**JOB**
Read the records below and copy each line that contains "Center".

**ROWS**
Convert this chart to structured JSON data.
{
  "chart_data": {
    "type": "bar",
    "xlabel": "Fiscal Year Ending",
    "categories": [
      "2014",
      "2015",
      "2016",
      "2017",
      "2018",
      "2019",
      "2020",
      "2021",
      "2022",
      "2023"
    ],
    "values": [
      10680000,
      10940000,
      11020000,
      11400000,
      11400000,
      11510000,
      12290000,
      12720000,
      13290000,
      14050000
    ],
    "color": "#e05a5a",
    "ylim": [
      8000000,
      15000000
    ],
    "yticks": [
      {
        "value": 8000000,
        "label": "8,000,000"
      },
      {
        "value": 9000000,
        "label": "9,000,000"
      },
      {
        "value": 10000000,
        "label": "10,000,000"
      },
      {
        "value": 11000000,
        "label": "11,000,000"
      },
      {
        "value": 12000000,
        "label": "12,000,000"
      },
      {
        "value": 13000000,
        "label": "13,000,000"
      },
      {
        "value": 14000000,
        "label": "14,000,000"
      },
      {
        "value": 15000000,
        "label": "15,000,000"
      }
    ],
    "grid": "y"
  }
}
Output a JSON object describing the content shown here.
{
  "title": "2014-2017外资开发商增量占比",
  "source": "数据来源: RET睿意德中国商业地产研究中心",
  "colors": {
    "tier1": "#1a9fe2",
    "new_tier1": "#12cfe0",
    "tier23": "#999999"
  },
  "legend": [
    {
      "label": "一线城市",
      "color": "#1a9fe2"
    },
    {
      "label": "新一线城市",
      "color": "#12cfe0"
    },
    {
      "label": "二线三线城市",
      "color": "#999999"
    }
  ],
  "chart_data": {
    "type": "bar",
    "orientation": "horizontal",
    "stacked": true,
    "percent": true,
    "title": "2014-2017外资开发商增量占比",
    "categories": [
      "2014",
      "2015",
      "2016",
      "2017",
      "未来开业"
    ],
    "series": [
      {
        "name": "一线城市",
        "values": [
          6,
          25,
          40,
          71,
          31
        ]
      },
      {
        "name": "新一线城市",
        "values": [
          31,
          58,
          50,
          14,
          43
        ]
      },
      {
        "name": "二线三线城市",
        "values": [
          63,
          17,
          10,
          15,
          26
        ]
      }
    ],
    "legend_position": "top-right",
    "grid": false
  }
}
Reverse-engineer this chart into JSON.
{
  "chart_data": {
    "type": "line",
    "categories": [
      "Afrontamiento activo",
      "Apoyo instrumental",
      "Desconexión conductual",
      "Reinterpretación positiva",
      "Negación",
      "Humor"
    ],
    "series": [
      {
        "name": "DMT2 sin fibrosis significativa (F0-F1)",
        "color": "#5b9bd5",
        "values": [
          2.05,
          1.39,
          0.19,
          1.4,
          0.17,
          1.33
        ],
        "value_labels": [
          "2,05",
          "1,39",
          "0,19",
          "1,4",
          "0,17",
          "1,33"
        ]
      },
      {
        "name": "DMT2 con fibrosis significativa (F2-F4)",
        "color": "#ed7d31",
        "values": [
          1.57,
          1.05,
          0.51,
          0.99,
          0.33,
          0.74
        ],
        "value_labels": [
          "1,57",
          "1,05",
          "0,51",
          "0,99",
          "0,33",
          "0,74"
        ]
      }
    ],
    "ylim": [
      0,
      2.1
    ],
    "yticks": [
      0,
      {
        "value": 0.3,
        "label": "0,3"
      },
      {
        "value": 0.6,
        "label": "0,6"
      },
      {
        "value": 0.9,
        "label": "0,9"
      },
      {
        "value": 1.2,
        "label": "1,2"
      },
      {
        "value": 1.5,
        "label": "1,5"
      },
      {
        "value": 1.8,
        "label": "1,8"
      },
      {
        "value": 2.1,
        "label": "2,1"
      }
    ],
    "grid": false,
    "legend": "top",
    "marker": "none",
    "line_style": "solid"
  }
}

--

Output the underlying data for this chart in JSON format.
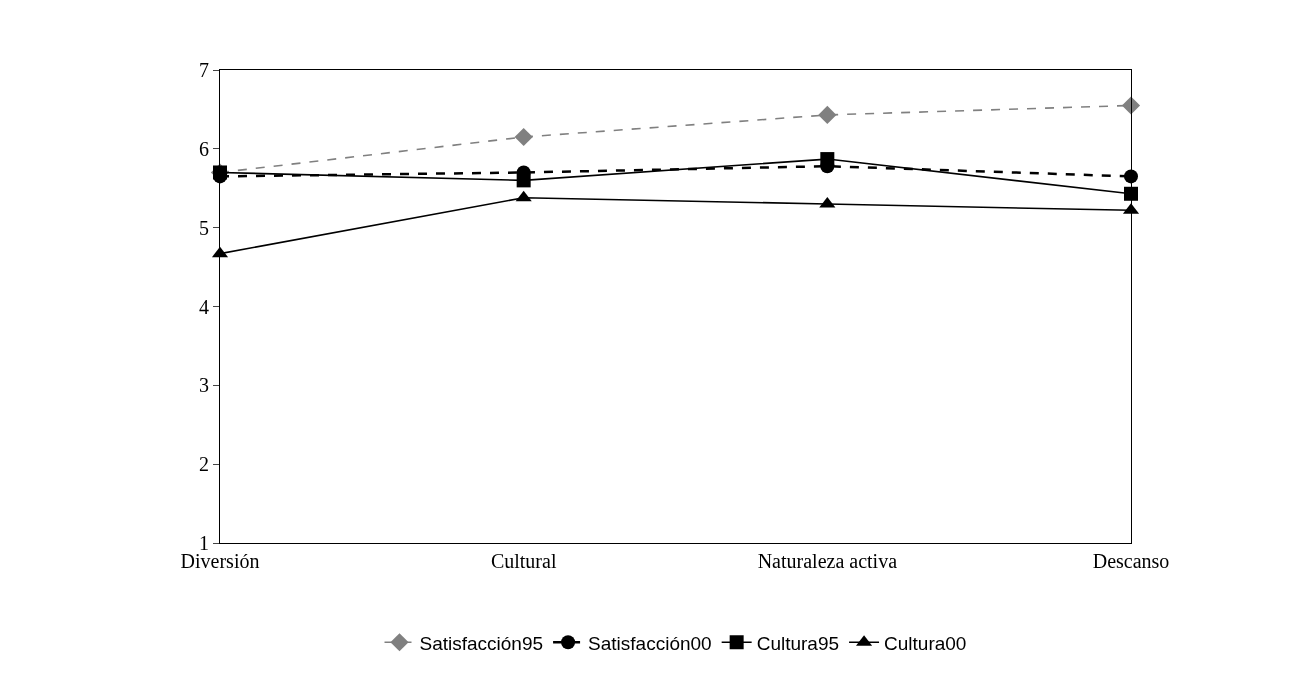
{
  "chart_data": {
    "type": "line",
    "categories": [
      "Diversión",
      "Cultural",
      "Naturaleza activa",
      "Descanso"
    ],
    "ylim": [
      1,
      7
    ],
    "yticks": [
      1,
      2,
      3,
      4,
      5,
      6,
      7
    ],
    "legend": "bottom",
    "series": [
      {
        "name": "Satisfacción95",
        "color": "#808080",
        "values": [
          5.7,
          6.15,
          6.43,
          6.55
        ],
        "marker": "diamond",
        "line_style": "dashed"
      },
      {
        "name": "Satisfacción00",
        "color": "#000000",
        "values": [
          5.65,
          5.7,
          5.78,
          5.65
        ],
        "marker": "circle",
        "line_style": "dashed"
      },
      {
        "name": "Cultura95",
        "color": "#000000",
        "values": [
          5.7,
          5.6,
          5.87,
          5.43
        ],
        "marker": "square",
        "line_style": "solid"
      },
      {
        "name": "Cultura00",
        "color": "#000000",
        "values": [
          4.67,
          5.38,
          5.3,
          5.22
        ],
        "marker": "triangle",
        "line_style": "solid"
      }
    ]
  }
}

---

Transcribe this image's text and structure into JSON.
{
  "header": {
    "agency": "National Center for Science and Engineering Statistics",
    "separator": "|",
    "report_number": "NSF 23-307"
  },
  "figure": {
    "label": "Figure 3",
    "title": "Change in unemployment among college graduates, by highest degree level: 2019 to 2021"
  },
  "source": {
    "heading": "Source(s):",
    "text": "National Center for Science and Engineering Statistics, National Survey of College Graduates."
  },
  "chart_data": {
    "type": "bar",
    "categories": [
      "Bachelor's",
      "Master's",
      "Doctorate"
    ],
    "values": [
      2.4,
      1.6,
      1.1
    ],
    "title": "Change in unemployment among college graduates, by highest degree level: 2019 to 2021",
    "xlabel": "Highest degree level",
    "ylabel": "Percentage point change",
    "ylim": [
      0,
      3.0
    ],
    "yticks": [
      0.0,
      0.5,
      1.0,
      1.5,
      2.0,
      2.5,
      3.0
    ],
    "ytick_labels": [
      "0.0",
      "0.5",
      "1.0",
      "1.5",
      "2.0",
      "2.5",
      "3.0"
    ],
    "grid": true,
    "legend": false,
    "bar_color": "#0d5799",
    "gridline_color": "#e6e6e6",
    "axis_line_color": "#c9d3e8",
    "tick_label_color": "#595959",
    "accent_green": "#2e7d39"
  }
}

**PROBLEM SOLUTION**
    "agency": "National Center for Science and Engineering Statistics",
    "text": "National Center for Science and Engineering Statistics, National Survey of College Graduates."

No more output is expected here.